* **Problem statement**
Pull out each line of the data that includes the word "authors".

Collection entries
## START

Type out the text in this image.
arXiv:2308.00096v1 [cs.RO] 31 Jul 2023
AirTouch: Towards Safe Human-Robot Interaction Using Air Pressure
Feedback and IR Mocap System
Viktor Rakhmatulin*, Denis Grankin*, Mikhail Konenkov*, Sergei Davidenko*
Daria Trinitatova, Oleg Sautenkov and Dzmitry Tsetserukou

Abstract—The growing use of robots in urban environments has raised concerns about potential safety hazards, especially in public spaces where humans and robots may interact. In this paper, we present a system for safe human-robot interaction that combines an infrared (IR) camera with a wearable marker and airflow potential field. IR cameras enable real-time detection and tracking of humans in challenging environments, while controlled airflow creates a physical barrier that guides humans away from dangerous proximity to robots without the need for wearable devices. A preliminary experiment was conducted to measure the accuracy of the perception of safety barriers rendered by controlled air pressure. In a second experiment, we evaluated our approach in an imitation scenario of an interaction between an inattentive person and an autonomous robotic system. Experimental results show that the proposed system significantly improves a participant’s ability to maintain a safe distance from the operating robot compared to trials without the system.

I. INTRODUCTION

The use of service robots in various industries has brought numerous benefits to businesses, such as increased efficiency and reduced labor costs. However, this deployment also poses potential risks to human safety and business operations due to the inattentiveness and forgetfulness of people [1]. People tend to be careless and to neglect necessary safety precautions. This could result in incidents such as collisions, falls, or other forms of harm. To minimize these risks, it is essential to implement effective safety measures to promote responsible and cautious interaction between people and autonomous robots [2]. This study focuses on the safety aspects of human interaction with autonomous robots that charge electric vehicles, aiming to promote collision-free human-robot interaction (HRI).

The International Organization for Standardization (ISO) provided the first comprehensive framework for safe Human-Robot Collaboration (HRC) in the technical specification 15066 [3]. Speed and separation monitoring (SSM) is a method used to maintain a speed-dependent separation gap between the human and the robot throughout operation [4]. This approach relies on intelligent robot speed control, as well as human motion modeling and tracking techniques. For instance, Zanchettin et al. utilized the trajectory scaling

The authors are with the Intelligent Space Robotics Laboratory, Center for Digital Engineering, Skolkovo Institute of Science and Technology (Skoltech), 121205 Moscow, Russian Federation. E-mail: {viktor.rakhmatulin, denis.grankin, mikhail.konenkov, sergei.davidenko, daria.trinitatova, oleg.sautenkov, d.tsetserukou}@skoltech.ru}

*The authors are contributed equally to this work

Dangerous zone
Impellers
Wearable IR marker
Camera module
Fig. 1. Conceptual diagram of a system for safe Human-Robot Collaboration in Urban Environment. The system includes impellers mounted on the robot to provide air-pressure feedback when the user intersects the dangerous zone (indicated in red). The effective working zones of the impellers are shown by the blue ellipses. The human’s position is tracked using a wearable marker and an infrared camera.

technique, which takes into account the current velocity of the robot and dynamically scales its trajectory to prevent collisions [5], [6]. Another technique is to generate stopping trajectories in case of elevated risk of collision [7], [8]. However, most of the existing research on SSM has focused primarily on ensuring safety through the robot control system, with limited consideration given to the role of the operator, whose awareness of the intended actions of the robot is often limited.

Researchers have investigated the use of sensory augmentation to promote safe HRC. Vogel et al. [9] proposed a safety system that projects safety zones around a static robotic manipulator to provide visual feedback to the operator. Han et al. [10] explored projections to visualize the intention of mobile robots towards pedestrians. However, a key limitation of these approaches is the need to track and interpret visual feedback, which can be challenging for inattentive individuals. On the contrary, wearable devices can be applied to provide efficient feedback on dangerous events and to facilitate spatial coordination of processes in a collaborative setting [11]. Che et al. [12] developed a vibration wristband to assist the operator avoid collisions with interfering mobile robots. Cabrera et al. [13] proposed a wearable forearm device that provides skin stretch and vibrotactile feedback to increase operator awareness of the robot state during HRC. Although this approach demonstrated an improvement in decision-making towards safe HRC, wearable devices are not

## END

* **Task output**
The authors are with the Intelligent Space Robotics Laboratory, Center for Digital Engineering, Skolkovo Institute of Science and Technology (Skoltech), 121205 Moscow, Russian Federation. E-mail: {viktor.rakhmatulin, denis.grankin, mikhail.konenkov, sergei.davidenko, daria.trinitatova, oleg.sautenkov, d.tsetserukou}@skoltech.ru}
*The authors are contributed equally to this work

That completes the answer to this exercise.